**Your task**
An exact repetition of every entry, with no images, is the required answer.

*** Begin section ***

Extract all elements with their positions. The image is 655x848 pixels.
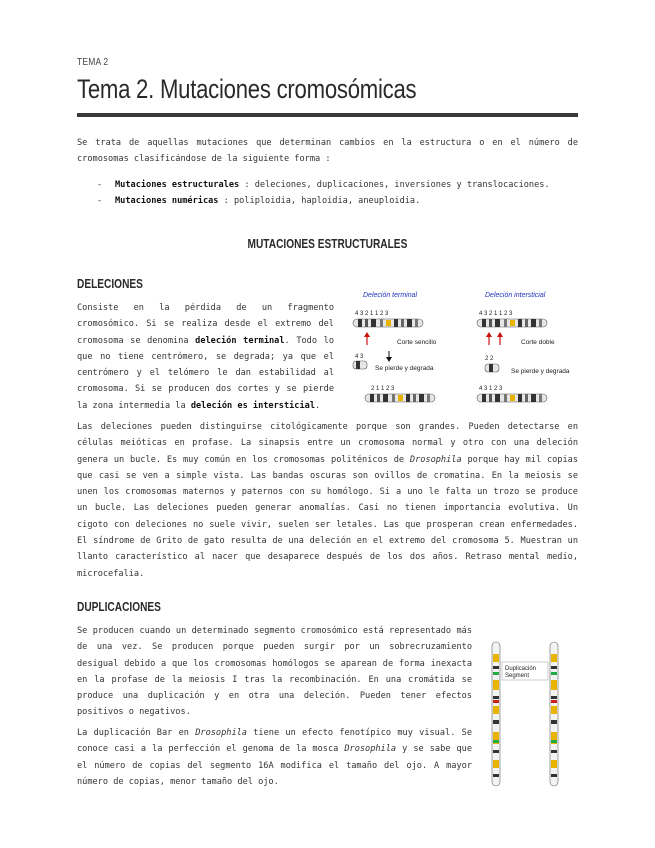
list-item-term: Mutaciones numéricas <box>115 196 219 207</box>
duplications-paragraph-1: Se producen cuando un determinado segmento cromosómico está representado más de una vez. Se producen porque pueden surgir por un sobrecruzamiento desigual debido a que los cromosomas homólogos se aparean de forma inexacta en la profase de la meiosis I tras la recombinación. En una cromátida se produce una duplicación y en otra una deleción. Pueden tener efectos positivos o negativos. <box>77 626 472 718</box>
duplications-heading: DUPLICACIONES <box>77 599 161 614</box>
list-item <box>97 193 550 209</box>
svg-text:2 2: 2 2 <box>485 356 494 362</box>
svg-text:4 3 2 1 1 2 3: 4 3 2 1 1 2 3 <box>479 311 513 317</box>
label-lost-degraded-right: Se pierde y degrada <box>511 368 570 375</box>
duplication-diagram <box>484 640 576 788</box>
topic-tag: TEMA 2 <box>77 57 109 68</box>
list-item-term: Mutaciones estructurales <box>115 180 240 190</box>
deletion-diagram <box>345 288 581 412</box>
section-heading: MUTACIONES ESTRUCTURALES <box>247 236 408 251</box>
label-double-cut: Corte doble <box>521 339 555 346</box>
deletions-paragraph-2: Las deleciones pueden distinguirse citológicamente porque son grandes. Pueden detectarse en células meióticas en profase. La sinapsis entre un cromosoma normal y otro con una deleción genera un bucle. Es muy común en los cromosomas politénicos de Drosophila porque hay mil copias que casi se ven a simple vista. Las bandas oscuras son ovillos de cromatina. En la meiosis se unen los cromosomas maternos y paternos con su homólogo. Si a uno le falta un trozo se produce un bucle. Las deleciones pueden generar anomalías. Casi no tienen importancia evolutiva. Un cigoto con deleciones no suele vivir, suelen ser letales. Las que prosperan crean enfermedades. El síndrome de Grito de gato resulta de una deleción en el extremo del cromosoma 5. Muestran un llanto característico al nacer que desaparece después de los dos años. Retraso mental medio, microcefalia. <box>77 422 578 579</box>
list-item <box>97 177 550 193</box>
label-lost-degraded-left: Se pierde y degrada <box>375 365 434 372</box>
intro-paragraph: Se trata de aquellas mutaciones que determinan cambios en la estructura o en el número de cromosomas clasificándose de la siguiente forma : <box>77 138 578 165</box>
duplications-paragraph-2: La duplicación Bar en Drosophila tiene un efecto fenotípico muy visual. Se conoce casi a la perfección el genoma de la mosca Drosophila y se sabe que el número de copias del segmento 16A modifica el tamaño del ojo. A mayor número de copias, menor tamaño del ojo. <box>77 728 472 787</box>
svg-text:4 3 2 1 1 2 3: 4 3 2 1 1 2 3 <box>355 311 389 317</box>
svg-text:4 3 1 2 3: 4 3 1 2 3 <box>479 386 503 392</box>
svg-text:2 1 1 2 3: 2 1 1 2 3 <box>371 386 395 392</box>
list-item-text: : deleciones, duplicaciones, inversiones y translocaciones. <box>239 180 550 190</box>
label-segment: Segment <box>505 673 530 679</box>
label-duplication: Duplicación <box>505 666 537 672</box>
deletions-paragraph-1: Consiste en la pérdida de un fragmento cromosómico. Si se realiza desde el extremo del cromosoma se denomina deleción terminal. Todo lo que no tiene centrómero, se degrada; ya que el centrómero y el telómero le dan estabilidad al cromosoma. Si se producen dos cortes y se pierde la zona intermedia la deleción es intersticial. <box>77 303 334 411</box>
list-item-text: : poliploidia, haploidia, aneuploidia. <box>218 196 421 207</box>
page-title: Tema 2. Mutaciones cromosómicas <box>77 74 417 104</box>
caption-terminal-deletion: Deleción terminal <box>363 292 418 299</box>
deletions-heading: DELECIONES <box>77 276 143 291</box>
title-divider <box>77 113 578 117</box>
label-single-cut: Corte sencillo <box>397 339 437 346</box>
svg-text:4 3: 4 3 <box>355 354 364 360</box>
mutation-types-list <box>97 177 550 210</box>
caption-interstitial-deletion: Deleción intersticial <box>485 292 546 299</box>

*** End section ***

**Result below**
Extract all elements with their positions. The image is 655x848 pixels.
list-item-term: Mutaciones numéricas <box>115 196 219 207</box>
duplications-paragraph-1: Se producen cuando un determinado segmento cromosómico está representado más de una vez. Se producen porque pueden surgir por un sobrecruzamiento desigual debido a que los cromosomas homólogos se aparean de forma inexacta en la profase de la meiosis I tras la recombinación. En una cromátida se produce una duplicación y en otra una deleción. Pueden tener efectos positivos o negativos. <box>77 626 472 718</box>
duplications-heading: DUPLICACIONES <box>77 599 161 614</box>
list-item <box>97 193 550 209</box>
svg-text:2 2: 2 2 <box>485 356 494 362</box>
svg-text:4 3 2 1 1 2 3: 4 3 2 1 1 2 3 <box>479 311 513 317</box>
label-lost-degraded-right: Se pierde y degrada <box>511 368 570 375</box>
duplication-diagram <box>484 640 576 788</box>
topic-tag: TEMA 2 <box>77 57 109 68</box>
list-item-term: Mutaciones estructurales <box>115 180 240 190</box>
deletion-diagram <box>345 288 581 412</box>
section-heading: MUTACIONES ESTRUCTURALES <box>247 236 408 251</box>
label-double-cut: Corte doble <box>521 339 555 346</box>
deletions-paragraph-2: Las deleciones pueden distinguirse citológicamente porque son grandes. Pueden detectarse en células meióticas en profase. La sinapsis entre un cromosoma normal y otro con una deleción genera un bucle. Es muy común en los cromosomas politénicos de Drosophila porque hay mil copias que casi se ven a simple vista. Las bandas oscuras son ovillos de cromatina. En la meiosis se unen los cromosomas maternos y paternos con su homólogo. Si a uno le falta un trozo se produce un bucle. Las deleciones pueden generar anomalías. Casi no tienen importancia evolutiva. Un cigoto con deleciones no suele vivir, suelen ser letales. Las que prosperan crean enfermedades. El síndrome de Grito de gato resulta de una deleción en el extremo del cromosoma 5. Muestran un llanto característico al nacer que desaparece después de los dos años. Retraso mental medio, microcefalia. <box>77 422 578 579</box>
list-item <box>97 177 550 193</box>
label-lost-degraded-left: Se pierde y degrada <box>375 365 434 372</box>
intro-paragraph: Se trata de aquellas mutaciones que determinan cambios en la estructura o en el número de cromosomas clasificándose de la siguiente forma : <box>77 138 578 165</box>
duplications-paragraph-2: La duplicación Bar en Drosophila tiene un efecto fenotípico muy visual. Se conoce casi a la perfección el genoma de la mosca Drosophila y se sabe que el número de copias del segmento 16A modifica el tamaño del ojo. A mayor número de copias, menor tamaño del ojo. <box>77 728 472 787</box>
svg-text:4 3 2 1 1 2 3: 4 3 2 1 1 2 3 <box>355 311 389 317</box>
svg-text:4 3 1 2 3: 4 3 1 2 3 <box>479 386 503 392</box>
svg-text:2 1 1 2 3: 2 1 1 2 3 <box>371 386 395 392</box>
list-item-text: : deleciones, duplicaciones, inversiones y translocaciones. <box>239 180 550 190</box>
label-segment: Segment <box>505 673 530 679</box>
label-duplication: Duplicación <box>505 666 537 672</box>
deletions-paragraph-1: Consiste en la pérdida de un fragmento cromosómico. Si se realiza desde el extremo del cromosoma se denomina deleción terminal. Todo lo que no tiene centrómero, se degrada; ya que el centrómero y el telómero le dan estabilidad al cromosoma. Si se producen dos cortes y se pierde la zona intermedia la deleción es intersticial. <box>77 303 334 411</box>
list-item-text: : poliploidia, haploidia, aneuploidia. <box>218 196 421 207</box>
page-title: Tema 2. Mutaciones cromosómicas <box>77 74 417 104</box>
caption-terminal-deletion: Deleción terminal <box>363 292 418 299</box>
deletions-heading: DELECIONES <box>77 276 143 291</box>
title-divider <box>77 113 578 117</box>
label-single-cut: Corte sencillo <box>397 339 437 346</box>
svg-text:4 3: 4 3 <box>355 354 364 360</box>
mutation-types-list <box>97 177 550 210</box>
caption-interstitial-deletion: Deleción intersticial <box>485 292 546 299</box>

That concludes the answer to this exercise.